▸ **Objective**
Your task is to transcribe all of the records exactly and leave out the pictures.

++++

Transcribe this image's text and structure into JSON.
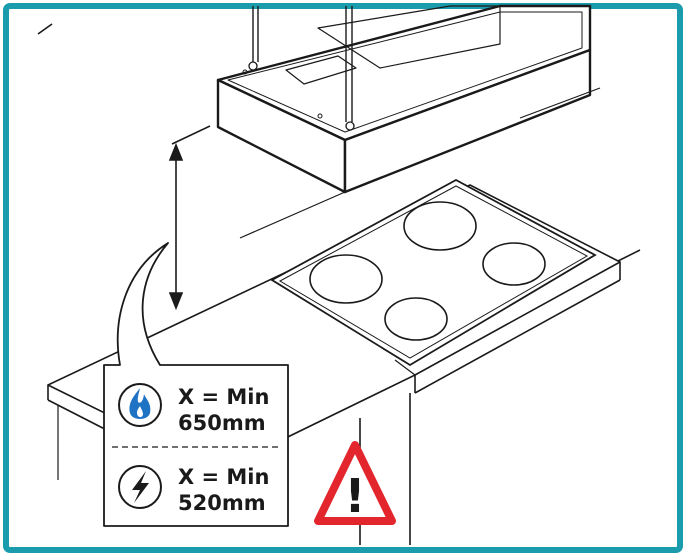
{
  "gas": {
    "icon": "gas-flame-icon",
    "line1": "X = Min",
    "line2": "650mm"
  },
  "electric": {
    "icon": "lightning-bolt-icon",
    "line1": "X = Min",
    "line2": "520mm"
  },
  "warning": {
    "icon": "warning-triangle-icon",
    "symbol": "!"
  },
  "colors": {
    "frame": "#1a9cad",
    "flame": "#1f73c4",
    "warning_red": "#e3262e",
    "line": "#1a1a1a"
  }
}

++++

▸ **Final result**
Transcribe this image's text and structure into JSON.
{
  "gas": {
    "icon": "gas-flame-icon",
    "line1": "X = Min",
    "line2": "650mm"
  },
  "electric": {
    "icon": "lightning-bolt-icon",
    "line1": "X = Min",
    "line2": "520mm"
  },
  "warning": {
    "icon": "warning-triangle-icon",
    "symbol": "!"
  },
  "colors": {
    "frame": "#1a9cad",
    "flame": "#1f73c4",
    "warning_red": "#e3262e",
    "line": "#1a1a1a"
  }
}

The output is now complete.